> Consigne 1
Recopiez fidèlement le passage de l'article sur la rivalité entre l'Arabie saoudite et l'Iran qui commence aux mots « Le fondement n’est » et s'arrête après les mots « (de Samuel Hunttington). ».

+===+

LUC MICHEL’S
GEOPOLITICAL DAILY
Grand jeu au Proche-Orient : les
questions géopolitiques sur la ʽguerre
froideʼ entre l'Arabie saoudite et
l'Iran
Luc Michel
Samedi 16 décembre 2017
LUC MICHEL (ЛЮК
МИШЕЛЬ) & EODE/
Luc MICHEL pour
EODE/
Quotidien
géopolitique – Geopolitical Daily/
2017 12 16/ La guerre
médiatique incessante, doublée d’une
guerre diplomatique et d’influence sans
merci, entre l'Arabie saoudite et l'Iran
reflète une rivalité croissante entre
ces deux pays du Golfe. C’est la version
proche-orientale du nouveau « Grand jeu
». Doublée d’une version
proche-orientale de la « nouvelle Guerre
froide 2.0 » entre deux blocs
géopolitiques antagonistes :
USA-Israël-Saouds vs
Iran-Russie-Syrie-Chine. Mais estiment
certains experts, « les risques d'un
affrontement militaire direct entre Ryad
et Téhéran restent à ce jour limités »
...
QUESTION 1 :
POURQUOI CE REGAIN
DE TENSION ?
L'Arabie saoudite,
championne du wahhabisme, doctrine
rigoriste de l'islam sunnite – qui est
partagée par les monarchies du Golfe,
les militaires fondamentalistes
pakistanais et les djihadistes de Daech
ou d’ al-Qaida -, et la République
islamique d'Iran, chiite, ont rompu
leurs relations diplomatiques en 2016
et, dans leur lutte d'influence,
soutiennent des camps rivaux au Liban,
en Irak, en Syrie et au Yémen (la
seconde guerre du Proche-Orient).
Depuis le 4
novembre, la tension entre les deux pays
a été ravivée par la valse-hésitation
sur la démission du Premier ministre
libanais Saad Hariri, soutenu par les
Saouds, qui, de Ryad, a accusé l'Iran «
d'ingérence au pays du Cèdre par le
biais du Hezbollah », mouvement chiite
soutenu par Téhéran et allié à la Syrie
devenu le premier parti libanais.
Elle est encore
montée d'un cran quand le prince
héritier saoudien, Mohammed ben Salmane,
a accusé l'Iran » d'avoir agressé son
pays », en rendant Téhéran responsable
d'un tir de missile des rebelles houthis
au Yémen intercepté près de Ryad. Les
USA de Trump s’étant emparé du dossier
et tentant d’isoler l’Iran. Téhéran,
niant toute implication, a appelé Ryad à
ne pas jouer avec le feu et à se méfier
de la "puissance" iranienne.
QUESTION 2 :
D'OU VIENT LA
RIVALITE IRANO-SAOUDIENNE ?
GEOPOLITIQUE OU
IDEOLOGIE RELIGIEUSE ?
Le fondement n’est
pas religieux, comme l’expliquent les
occidentaux, rivé sur le concept
opérationnel des USA, le « choc des
civilisations » (de Samuel Hunttington).

+===+

> Consigne 2
Reproduisez à l'identique les lignes de la liste ci-dessous, en commençant à celle qui contient « error-bar [1726,556,1742,582] » et en vous arrêtant après celle qui contient « region-label: Striatum [1153,306,1285,346] ».

+===+

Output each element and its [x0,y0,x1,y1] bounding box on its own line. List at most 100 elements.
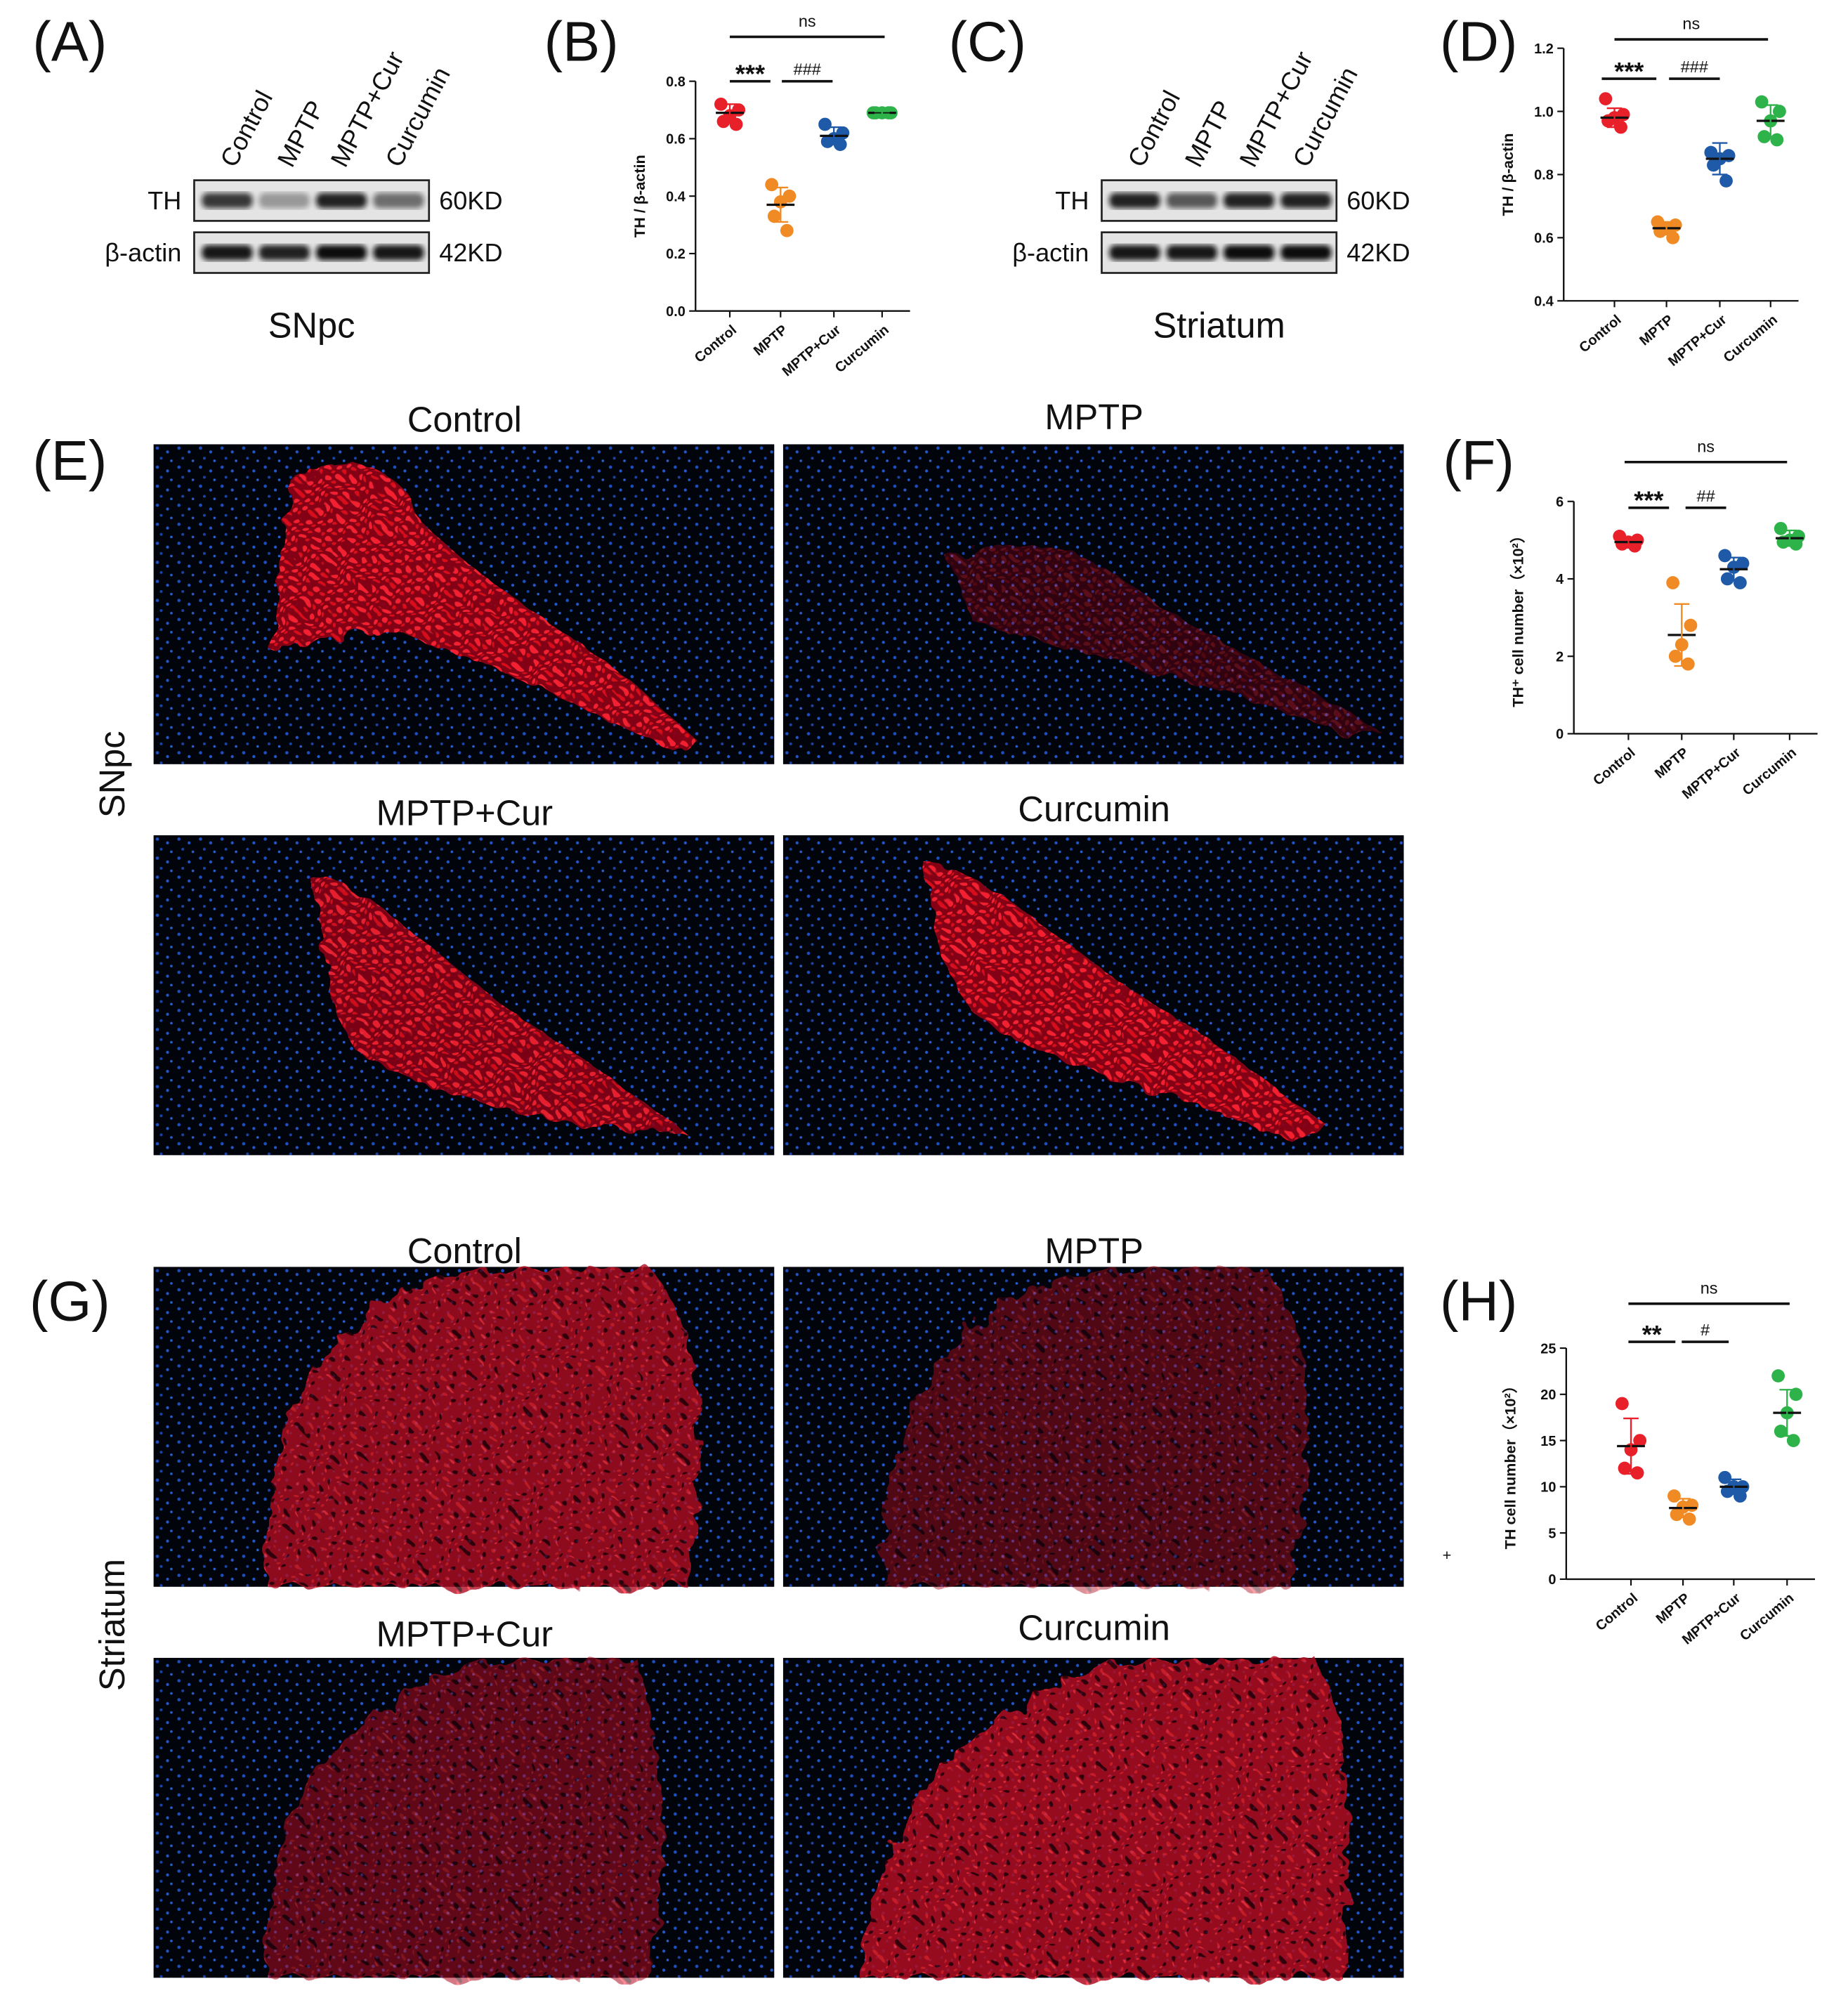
error-bar [1726,556,1742,582]
row-label: β-actin [1012,238,1089,267]
y-tick-label: 15 [1540,1434,1556,1449]
data-point [1599,92,1613,105]
micrograph-title: Curcumin [1018,1608,1169,1648]
stain [266,1267,700,1587]
data-point [1681,657,1695,671]
region-label: Striatum [1153,306,1285,346]
x-tick-label: MPTP [751,322,790,359]
x-tick-label: MPTP [1653,1590,1693,1627]
band [1109,192,1160,209]
stain [306,873,687,1134]
y-tick-label: 1.2 [1534,41,1554,57]
y-tick-label: 0.0 [666,304,686,320]
row-label: TH [148,186,181,215]
data-point [1718,549,1732,563]
significance: ns [1700,1279,1718,1297]
y-axis-label: TH / β-actin [631,155,648,237]
data-point [1789,1387,1803,1401]
significance: ### [794,60,821,79]
significance: ** [1642,1320,1663,1349]
y-tick-label: 0.2 [666,247,686,262]
micrograph [153,1657,775,1978]
data-point [1653,224,1667,238]
error-bar [1712,142,1728,176]
x-tick-label: Curcumin [1737,1590,1797,1644]
data-point [767,209,781,223]
row-label: β-actin [105,238,181,267]
row-label: TH [1055,186,1089,215]
error-bar [1779,1389,1795,1437]
data-point [1734,576,1747,589]
data-point [1774,521,1788,535]
data-point [780,223,794,237]
data-point [1667,1489,1681,1503]
data-point [1682,1512,1696,1526]
significance: ns [1697,437,1715,455]
band [1166,244,1217,261]
data-point [1707,158,1720,172]
y-tick-label: 5 [1548,1526,1556,1541]
band [373,192,424,209]
x-tick-label: Control [692,322,740,366]
data-point [1615,1397,1629,1411]
y-tick-label: 0.6 [666,132,686,148]
band [1223,192,1275,209]
y-axis-label: TH⁺ cell number（×10²） [1509,528,1526,707]
data-point [1770,133,1784,147]
data-point [1668,649,1682,663]
stain [948,543,1380,734]
significance: *** [1614,57,1644,86]
error-bar [1726,1478,1742,1496]
data-point [1718,1470,1732,1484]
x-tick-label: Curcumin [1740,745,1800,798]
band [315,244,367,261]
error-bar [874,110,890,115]
x-tick-label: MPTP+Cur [780,322,844,379]
data-point [1633,1434,1647,1447]
significance: *** [735,59,766,88]
stray-mark: + [1443,1546,1452,1564]
stain [268,464,700,752]
panel-label: (G) [30,1269,110,1332]
size-label: 60KD [439,186,502,215]
data-point [1773,105,1786,118]
micrograph-title: MPTP [1044,397,1143,437]
y-tick-label: 4 [1556,572,1564,587]
error-bar [1606,107,1623,129]
error-bar [1782,529,1797,547]
x-tick-label: MPTP+Cur [1665,312,1730,370]
data-point [1684,618,1698,632]
size-label: 42KD [439,238,502,267]
error-bar [1675,1498,1691,1518]
x-tick-label: Curcumin [1721,312,1781,365]
micrograph [782,1267,1404,1587]
micrograph-title: MPTP+Cur [376,1614,553,1654]
y-axis-label: TH / β-actin [1499,133,1516,216]
band [1280,192,1332,209]
size-label: 42KD [1346,238,1410,267]
micrograph [153,444,775,764]
lane-label: MPTP [1179,96,1237,171]
data-point [1618,1461,1632,1475]
lane-label: MPTP [271,96,329,171]
data-point [1755,95,1769,109]
data-point [1786,1434,1800,1447]
stain [922,861,1329,1140]
data-point [1720,572,1734,586]
band [315,192,367,209]
data-point [765,178,779,192]
panel-label: (H) [1440,1269,1517,1332]
size-label: 60KD [1346,186,1410,215]
content: (A) (B) (C) (D)(E) (F)(G) (H)ControlMPTPMPTP+… [30,11,1818,1978]
y-tick-label: 0 [1548,1572,1556,1588]
x-tick-label: MPTP [1637,312,1676,348]
y-tick-label: 0.4 [1534,294,1554,309]
stain [859,1657,1349,1978]
error-bar [1658,221,1675,236]
band [1109,244,1160,261]
panel-label: (A) [32,11,107,73]
micrograph [782,1657,1404,1978]
data-point [1601,114,1615,128]
error-bar [1762,104,1778,138]
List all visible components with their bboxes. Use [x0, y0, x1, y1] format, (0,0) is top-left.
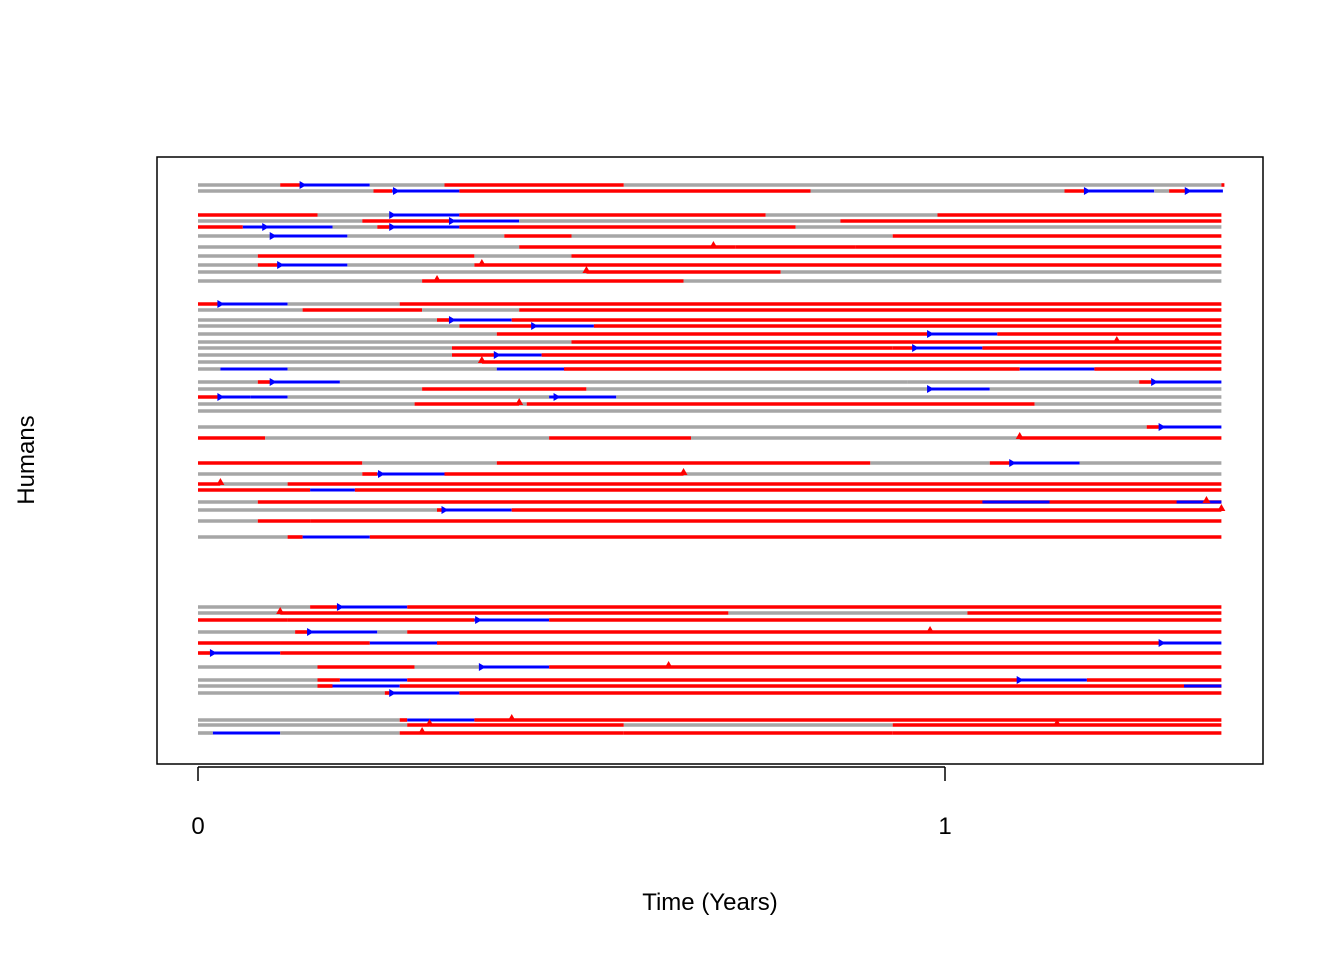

+===+

> Réponse attendue 1
Le fondement n’est
pas religieux, comme l’expliquent les
occidentaux, rivé sur le concept
opérationnel des USA, le « choc des
civilisations » (de Samuel Hunttington).

> Réponse attendue 2
error-bar [1726,556,1742,582]
row-label: β-actin [1012,238,1089,267]
y-tick-label: 15 [1540,1434,1556,1449]
data-point [1599,92,1613,105]
micrograph-title: Curcumin [1018,1608,1169,1648]
stain [266,1267,700,1587]
data-point [1681,657,1695,671]
region-label: Striatum [1153,306,1285,346]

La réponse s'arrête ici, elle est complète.